**Requirements**. Reproduce every line of the records below word for word, omitting the pictures.

=== Entries provided ===

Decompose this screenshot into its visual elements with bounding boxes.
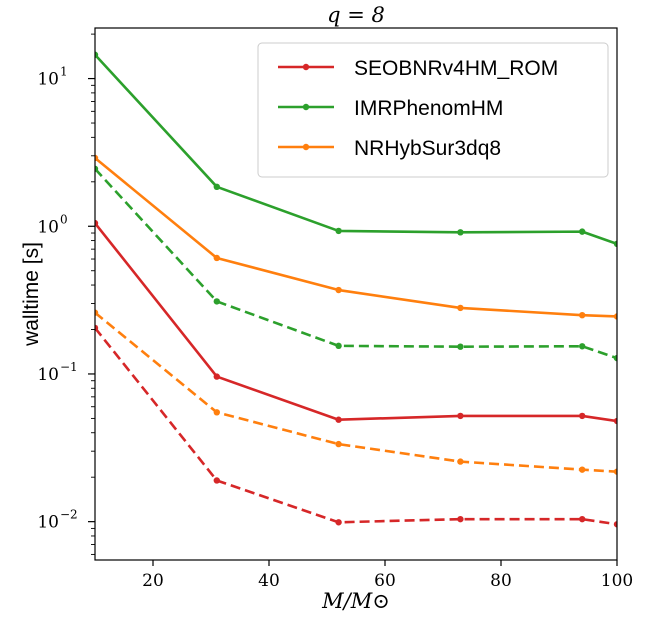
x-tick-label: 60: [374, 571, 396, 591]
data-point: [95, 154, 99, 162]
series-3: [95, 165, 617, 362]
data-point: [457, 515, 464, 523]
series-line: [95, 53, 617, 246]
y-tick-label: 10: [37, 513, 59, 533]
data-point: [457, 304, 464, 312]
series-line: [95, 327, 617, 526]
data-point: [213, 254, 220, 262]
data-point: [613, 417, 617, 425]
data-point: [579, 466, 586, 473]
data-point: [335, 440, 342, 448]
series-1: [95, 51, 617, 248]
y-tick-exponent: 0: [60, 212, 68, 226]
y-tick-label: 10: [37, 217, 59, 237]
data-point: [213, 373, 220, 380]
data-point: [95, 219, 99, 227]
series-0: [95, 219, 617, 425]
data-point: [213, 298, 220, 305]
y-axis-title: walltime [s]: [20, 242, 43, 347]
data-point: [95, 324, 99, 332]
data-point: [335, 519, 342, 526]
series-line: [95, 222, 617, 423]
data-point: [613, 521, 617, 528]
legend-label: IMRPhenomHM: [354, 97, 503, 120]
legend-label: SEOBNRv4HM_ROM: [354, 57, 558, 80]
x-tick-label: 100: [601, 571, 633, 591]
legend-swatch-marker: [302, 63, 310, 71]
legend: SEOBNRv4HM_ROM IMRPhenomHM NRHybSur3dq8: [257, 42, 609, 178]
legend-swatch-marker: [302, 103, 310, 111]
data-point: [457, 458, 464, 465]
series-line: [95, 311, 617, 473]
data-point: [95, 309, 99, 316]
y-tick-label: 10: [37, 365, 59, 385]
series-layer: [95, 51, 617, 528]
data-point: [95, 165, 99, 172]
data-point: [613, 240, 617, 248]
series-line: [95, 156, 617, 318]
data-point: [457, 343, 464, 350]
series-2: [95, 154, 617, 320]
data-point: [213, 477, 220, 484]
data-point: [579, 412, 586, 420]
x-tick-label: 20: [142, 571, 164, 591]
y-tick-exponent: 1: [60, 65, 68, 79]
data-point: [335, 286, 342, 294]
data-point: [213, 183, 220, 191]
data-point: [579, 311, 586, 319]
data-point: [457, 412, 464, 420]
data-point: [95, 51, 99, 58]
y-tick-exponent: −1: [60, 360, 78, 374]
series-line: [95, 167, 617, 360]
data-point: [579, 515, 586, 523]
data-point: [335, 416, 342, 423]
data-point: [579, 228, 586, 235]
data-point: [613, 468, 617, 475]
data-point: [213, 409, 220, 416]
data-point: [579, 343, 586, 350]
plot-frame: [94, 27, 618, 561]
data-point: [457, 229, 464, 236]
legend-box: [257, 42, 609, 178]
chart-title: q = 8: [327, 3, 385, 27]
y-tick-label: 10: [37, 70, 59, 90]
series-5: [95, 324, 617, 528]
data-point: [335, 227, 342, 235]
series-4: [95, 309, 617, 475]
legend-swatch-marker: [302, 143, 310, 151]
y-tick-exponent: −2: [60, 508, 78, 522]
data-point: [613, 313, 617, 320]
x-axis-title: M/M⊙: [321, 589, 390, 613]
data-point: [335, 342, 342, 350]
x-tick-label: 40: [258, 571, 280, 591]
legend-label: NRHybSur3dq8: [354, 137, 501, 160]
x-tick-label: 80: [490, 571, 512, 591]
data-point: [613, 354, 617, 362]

===

**Final answer**.
Decompose this screenshot into its visual elements with bounding boxes.
x-tick-label: 60: [374, 571, 396, 591]
data-point: [95, 154, 99, 162]
series-3: [95, 165, 617, 362]
data-point: [457, 515, 464, 523]
series-line: [95, 53, 617, 246]
y-tick-label: 10: [37, 513, 59, 533]
data-point: [457, 304, 464, 312]
series-line: [95, 327, 617, 526]
data-point: [213, 254, 220, 262]
data-point: [613, 417, 617, 425]
data-point: [579, 466, 586, 473]
data-point: [335, 440, 342, 448]
series-1: [95, 51, 617, 248]
y-tick-exponent: 0: [60, 212, 68, 226]
y-tick-label: 10: [37, 217, 59, 237]
data-point: [213, 373, 220, 380]
data-point: [95, 219, 99, 227]
series-0: [95, 219, 617, 425]
data-point: [213, 298, 220, 305]
y-axis-title: walltime [s]: [20, 242, 43, 347]
data-point: [95, 324, 99, 332]
data-point: [335, 519, 342, 526]
series-line: [95, 222, 617, 423]
data-point: [613, 521, 617, 528]
legend-label: IMRPhenomHM: [354, 97, 503, 120]
legend-label: SEOBNRv4HM_ROM: [354, 57, 558, 80]
x-tick-label: 100: [601, 571, 633, 591]
legend-swatch-marker: [302, 63, 310, 71]
legend: SEOBNRv4HM_ROM IMRPhenomHM NRHybSur3dq8: [257, 42, 609, 178]
legend-swatch-marker: [302, 103, 310, 111]
data-point: [457, 458, 464, 465]
series-line: [95, 311, 617, 473]
data-point: [95, 309, 99, 316]
y-tick-label: 10: [37, 365, 59, 385]
series-layer: [95, 51, 617, 528]
data-point: [95, 165, 99, 172]
data-point: [613, 240, 617, 248]
series-line: [95, 156, 617, 318]
data-point: [457, 343, 464, 350]
series-2: [95, 154, 617, 320]
data-point: [213, 477, 220, 484]
data-point: [579, 412, 586, 420]
x-tick-label: 20: [142, 571, 164, 591]
y-tick-exponent: 1: [60, 65, 68, 79]
data-point: [335, 286, 342, 294]
data-point: [213, 183, 220, 191]
data-point: [579, 311, 586, 319]
data-point: [457, 412, 464, 420]
data-point: [95, 51, 99, 58]
y-tick-exponent: −1: [60, 360, 78, 374]
series-line: [95, 167, 617, 360]
data-point: [579, 515, 586, 523]
data-point: [335, 416, 342, 423]
data-point: [579, 228, 586, 235]
data-point: [613, 468, 617, 475]
data-point: [213, 409, 220, 416]
data-point: [579, 343, 586, 350]
plot-frame: [94, 27, 618, 561]
data-point: [457, 229, 464, 236]
legend-box: [257, 42, 609, 178]
chart-title: q = 8: [327, 3, 385, 27]
y-tick-label: 10: [37, 70, 59, 90]
series-5: [95, 324, 617, 528]
data-point: [335, 227, 342, 235]
series-4: [95, 309, 617, 475]
legend-swatch-marker: [302, 143, 310, 151]
y-tick-exponent: −2: [60, 508, 78, 522]
data-point: [613, 313, 617, 320]
x-axis-title: M/M⊙: [321, 589, 390, 613]
data-point: [335, 342, 342, 350]
x-tick-label: 40: [258, 571, 280, 591]
legend-label: NRHybSur3dq8: [354, 137, 501, 160]
x-tick-label: 80: [490, 571, 512, 591]
data-point: [613, 354, 617, 362]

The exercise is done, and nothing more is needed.